[START Given records]
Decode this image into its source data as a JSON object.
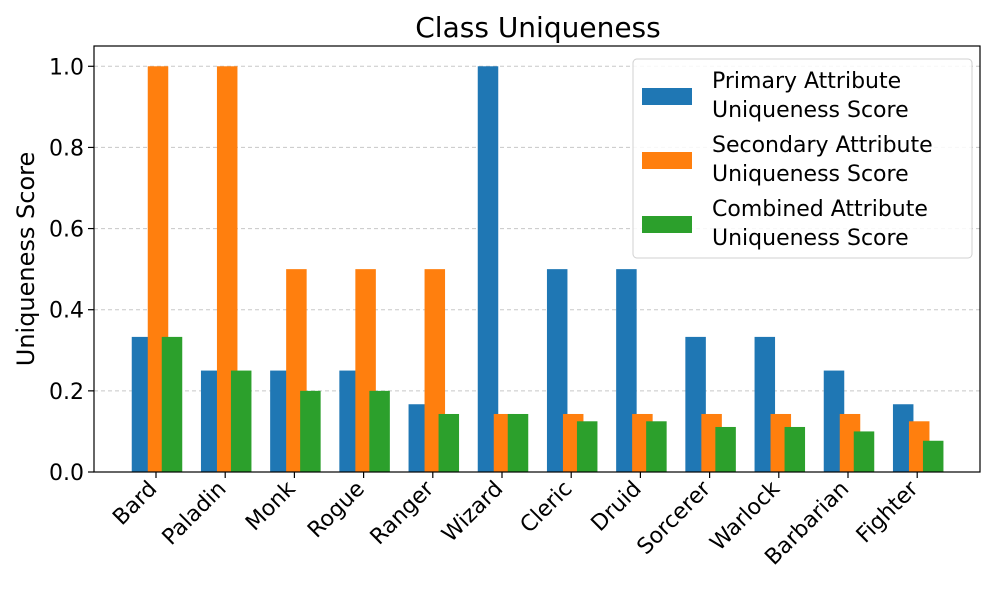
{
  "chart_data": {
    "type": "bar",
    "title": "Class Uniqueness",
    "xlabel": "",
    "ylabel": "Uniqueness Score",
    "ylim": [
      0,
      1.05
    ],
    "yticks": [
      0.0,
      0.2,
      0.4,
      0.6,
      0.8,
      1.0
    ],
    "ytick_labels": [
      "0.0",
      "0.2",
      "0.4",
      "0.6",
      "0.8",
      "1.0"
    ],
    "grid": "horizontal-dashed",
    "legend_position": "top-right",
    "categories": [
      "Bard",
      "Paladin",
      "Monk",
      "Rogue",
      "Ranger",
      "Wizard",
      "Cleric",
      "Druid",
      "Sorcerer",
      "Warlock",
      "Barbarian",
      "Fighter"
    ],
    "series": [
      {
        "name": "Primary Attribute Uniqueness Score",
        "legend_lines": [
          "Primary Attribute",
          "Uniqueness Score"
        ],
        "color": "#1f77b4",
        "values": [
          0.333,
          0.25,
          0.25,
          0.25,
          0.167,
          1.0,
          0.5,
          0.5,
          0.333,
          0.333,
          0.25,
          0.167
        ]
      },
      {
        "name": "Secondary Attribute Uniqueness Score",
        "legend_lines": [
          "Secondary Attribute",
          "Uniqueness Score"
        ],
        "color": "#ff7f0e",
        "values": [
          1.0,
          1.0,
          0.5,
          0.5,
          0.5,
          0.143,
          0.143,
          0.143,
          0.143,
          0.143,
          0.143,
          0.125
        ]
      },
      {
        "name": "Combined Attribute Uniqueness Score",
        "legend_lines": [
          "Combined Attribute",
          "Uniqueness Score"
        ],
        "color": "#2ca02c",
        "values": [
          0.333,
          0.25,
          0.2,
          0.2,
          0.143,
          0.143,
          0.125,
          0.125,
          0.111,
          0.111,
          0.1,
          0.077
        ]
      }
    ]
  }
}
[END Given records]
Your goal: The records above need to be restated word for word, with the pictures left out.

Correct answer:
Decode this image into its source data as a JSON object.
{
  "chart_data": {
    "type": "bar",
    "title": "Class Uniqueness",
    "xlabel": "",
    "ylabel": "Uniqueness Score",
    "ylim": [
      0,
      1.05
    ],
    "yticks": [
      0.0,
      0.2,
      0.4,
      0.6,
      0.8,
      1.0
    ],
    "ytick_labels": [
      "0.0",
      "0.2",
      "0.4",
      "0.6",
      "0.8",
      "1.0"
    ],
    "grid": "horizontal-dashed",
    "legend_position": "top-right",
    "categories": [
      "Bard",
      "Paladin",
      "Monk",
      "Rogue",
      "Ranger",
      "Wizard",
      "Cleric",
      "Druid",
      "Sorcerer",
      "Warlock",
      "Barbarian",
      "Fighter"
    ],
    "series": [
      {
        "name": "Primary Attribute Uniqueness Score",
        "legend_lines": [
          "Primary Attribute",
          "Uniqueness Score"
        ],
        "color": "#1f77b4",
        "values": [
          0.333,
          0.25,
          0.25,
          0.25,
          0.167,
          1.0,
          0.5,
          0.5,
          0.333,
          0.333,
          0.25,
          0.167
        ]
      },
      {
        "name": "Secondary Attribute Uniqueness Score",
        "legend_lines": [
          "Secondary Attribute",
          "Uniqueness Score"
        ],
        "color": "#ff7f0e",
        "values": [
          1.0,
          1.0,
          0.5,
          0.5,
          0.5,
          0.143,
          0.143,
          0.143,
          0.143,
          0.143,
          0.143,
          0.125
        ]
      },
      {
        "name": "Combined Attribute Uniqueness Score",
        "legend_lines": [
          "Combined Attribute",
          "Uniqueness Score"
        ],
        "color": "#2ca02c",
        "values": [
          0.333,
          0.25,
          0.2,
          0.2,
          0.143,
          0.143,
          0.125,
          0.125,
          0.111,
          0.111,
          0.1,
          0.077
        ]
      }
    ]
  }
}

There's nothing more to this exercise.